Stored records
'''

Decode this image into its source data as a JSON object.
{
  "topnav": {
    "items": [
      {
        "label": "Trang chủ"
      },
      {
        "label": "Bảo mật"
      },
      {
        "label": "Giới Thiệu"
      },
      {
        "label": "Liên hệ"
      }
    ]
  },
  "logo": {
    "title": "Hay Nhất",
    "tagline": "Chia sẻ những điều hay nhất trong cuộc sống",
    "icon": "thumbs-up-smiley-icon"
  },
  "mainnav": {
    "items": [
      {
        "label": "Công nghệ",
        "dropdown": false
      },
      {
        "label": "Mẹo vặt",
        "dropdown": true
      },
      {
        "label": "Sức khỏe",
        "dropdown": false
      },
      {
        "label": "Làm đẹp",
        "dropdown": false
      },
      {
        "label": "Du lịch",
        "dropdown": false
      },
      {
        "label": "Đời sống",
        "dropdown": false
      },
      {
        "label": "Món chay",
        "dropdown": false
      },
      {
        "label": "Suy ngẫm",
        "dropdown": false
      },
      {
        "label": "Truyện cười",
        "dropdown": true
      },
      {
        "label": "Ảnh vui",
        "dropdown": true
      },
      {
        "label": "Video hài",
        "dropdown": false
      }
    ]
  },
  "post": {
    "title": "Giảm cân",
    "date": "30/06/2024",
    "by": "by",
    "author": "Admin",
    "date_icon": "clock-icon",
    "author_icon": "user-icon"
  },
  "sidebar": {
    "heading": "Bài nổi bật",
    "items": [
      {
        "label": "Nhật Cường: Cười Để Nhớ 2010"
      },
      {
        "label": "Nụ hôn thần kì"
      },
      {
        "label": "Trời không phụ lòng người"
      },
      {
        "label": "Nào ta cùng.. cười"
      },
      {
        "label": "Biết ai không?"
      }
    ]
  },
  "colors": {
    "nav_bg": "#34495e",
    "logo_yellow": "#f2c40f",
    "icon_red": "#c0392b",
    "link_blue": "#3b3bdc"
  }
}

'''
'''

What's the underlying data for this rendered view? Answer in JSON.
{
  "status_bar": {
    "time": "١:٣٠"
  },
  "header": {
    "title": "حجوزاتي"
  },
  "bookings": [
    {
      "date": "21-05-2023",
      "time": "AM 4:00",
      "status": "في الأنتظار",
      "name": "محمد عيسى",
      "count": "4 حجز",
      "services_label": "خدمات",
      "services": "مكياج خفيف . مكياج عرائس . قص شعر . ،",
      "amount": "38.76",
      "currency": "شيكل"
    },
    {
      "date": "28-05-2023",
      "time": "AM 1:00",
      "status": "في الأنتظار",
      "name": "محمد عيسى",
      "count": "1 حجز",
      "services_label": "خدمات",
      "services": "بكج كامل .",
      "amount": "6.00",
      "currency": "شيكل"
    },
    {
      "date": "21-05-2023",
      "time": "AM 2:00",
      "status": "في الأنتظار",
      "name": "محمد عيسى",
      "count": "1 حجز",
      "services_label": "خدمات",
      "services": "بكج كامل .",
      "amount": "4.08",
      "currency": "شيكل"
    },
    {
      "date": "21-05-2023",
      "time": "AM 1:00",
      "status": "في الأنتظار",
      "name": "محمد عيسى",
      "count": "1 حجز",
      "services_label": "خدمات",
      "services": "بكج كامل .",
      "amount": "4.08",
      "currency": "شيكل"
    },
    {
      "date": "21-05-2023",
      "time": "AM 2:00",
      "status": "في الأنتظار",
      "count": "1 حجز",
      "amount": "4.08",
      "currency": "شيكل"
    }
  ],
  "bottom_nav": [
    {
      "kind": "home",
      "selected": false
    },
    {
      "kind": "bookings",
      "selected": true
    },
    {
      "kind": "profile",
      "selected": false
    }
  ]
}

'''

What is the number of lines in the records above that include the word "this"? Reply with that number and nothing more.

● Solved exercise:
2